DESCRIPTION OF THE TASK
Every record below should be written out exactly; pictures stay out.

DATASET RECORDS
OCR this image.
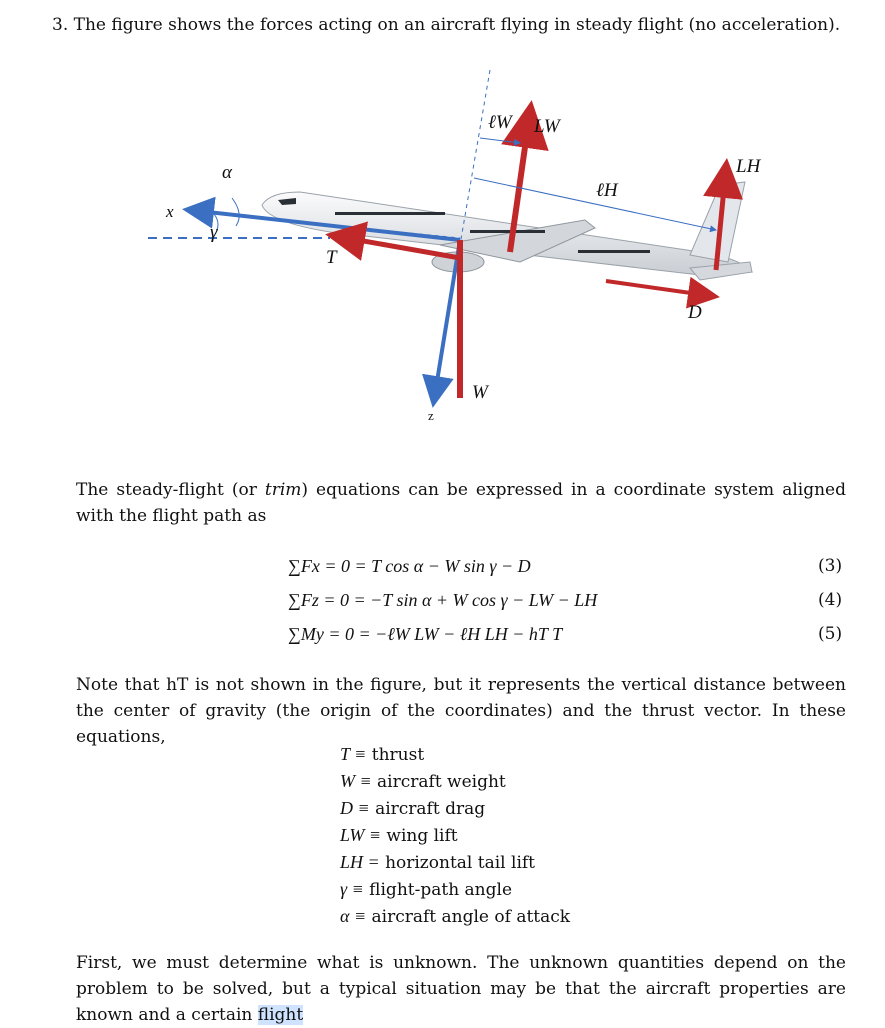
3. The figure shows the forces acting on an aircraft flying in steady flight (no acceleration).
α
x
γ
T
ℓW LW
ℓH
LH
D
W
z
The steady-flight (or trim) equations can be expressed in a coordinate system aligned with the flight path as
∑Fx = 0 = T cos α − W sin γ − D	(3)
∑Fz = 0 = −T sin α + W cos γ − LW − LH	(4)
∑My = 0 = −ℓW LW − ℓH LH − hT T	(5)
Note that hT is not shown in the figure, but it represents the vertical distance between the center of gravity (the origin of the coordinates) and the thrust vector. In these equations,
T ≡ thrust
W ≡ aircraft weight
D ≡ aircraft drag
LW ≡ wing lift
LH = horizontal tail lift
γ ≡ flight-path angle
α ≡ aircraft angle of attack
First, we must determine what is unknown. The unknown quantities depend on the problem to be solved, but a typical situation may be that the aircraft properties are known and a certain flight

EXERCISE RESULT
OCR this image.
3. The figure shows the forces acting on an aircraft flying in steady flight (no acceleration).
α
x
γ
T
ℓW LW
ℓH
LH
D
W
z
The steady-flight (or trim) equations can be expressed in a coordinate system aligned with the flight path as
∑Fx = 0 = T cos α − W sin γ − D	(3)
∑Fz = 0 = −T sin α + W cos γ − LW − LH	(4)
∑My = 0 = −ℓW LW − ℓH LH − hT T	(5)
Note that hT is not shown in the figure, but it represents the vertical distance between the center of gravity (the origin of the coordinates) and the thrust vector. In these equations,
T ≡ thrust
W ≡ aircraft weight
D ≡ aircraft drag
LW ≡ wing lift
LH = horizontal tail lift
γ ≡ flight-path angle
α ≡ aircraft angle of attack
First, we must determine what is unknown. The unknown quantities depend on the problem to be solved, but a typical situation may be that the aircraft properties are known and a certain flight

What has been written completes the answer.